Stated exercise →
Would you write out the entries below, every one of them, exactly?

Collected data
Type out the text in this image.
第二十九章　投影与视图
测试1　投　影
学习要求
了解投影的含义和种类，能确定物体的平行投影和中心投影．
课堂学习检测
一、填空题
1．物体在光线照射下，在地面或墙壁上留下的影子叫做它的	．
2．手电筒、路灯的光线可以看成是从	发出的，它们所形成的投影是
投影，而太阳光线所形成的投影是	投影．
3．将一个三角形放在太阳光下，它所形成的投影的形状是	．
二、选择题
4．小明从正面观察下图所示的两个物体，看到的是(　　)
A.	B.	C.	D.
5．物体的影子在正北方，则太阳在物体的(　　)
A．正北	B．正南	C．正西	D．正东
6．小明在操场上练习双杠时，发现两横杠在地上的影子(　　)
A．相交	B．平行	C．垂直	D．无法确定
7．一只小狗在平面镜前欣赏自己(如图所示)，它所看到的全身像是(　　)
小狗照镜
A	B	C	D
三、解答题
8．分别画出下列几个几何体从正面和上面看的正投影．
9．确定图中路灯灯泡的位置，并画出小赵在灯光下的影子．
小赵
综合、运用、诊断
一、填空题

Task answer →
Type out the text in this image.
第二十九章　投影与视图
测试1　投　影
学习要求
了解投影的含义和种类，能确定物体的平行投影和中心投影．
课堂学习检测
一、填空题
1．物体在光线照射下，在地面或墙壁上留下的影子叫做它的	．
2．手电筒、路灯的光线可以看成是从	发出的，它们所形成的投影是
投影，而太阳光线所形成的投影是	投影．
3．将一个三角形放在太阳光下，它所形成的投影的形状是	．
二、选择题
4．小明从正面观察下图所示的两个物体，看到的是(　　)
A.	B.	C.	D.
5．物体的影子在正北方，则太阳在物体的(　　)
A．正北	B．正南	C．正西	D．正东
6．小明在操场上练习双杠时，发现两横杠在地上的影子(　　)
A．相交	B．平行	C．垂直	D．无法确定
7．一只小狗在平面镜前欣赏自己(如图所示)，它所看到的全身像是(　　)
小狗照镜
A	B	C	D
三、解答题
8．分别画出下列几个几何体从正面和上面看的正投影．
9．确定图中路灯灯泡的位置，并画出小赵在灯光下的影子．
小赵
综合、运用、诊断
一、填空题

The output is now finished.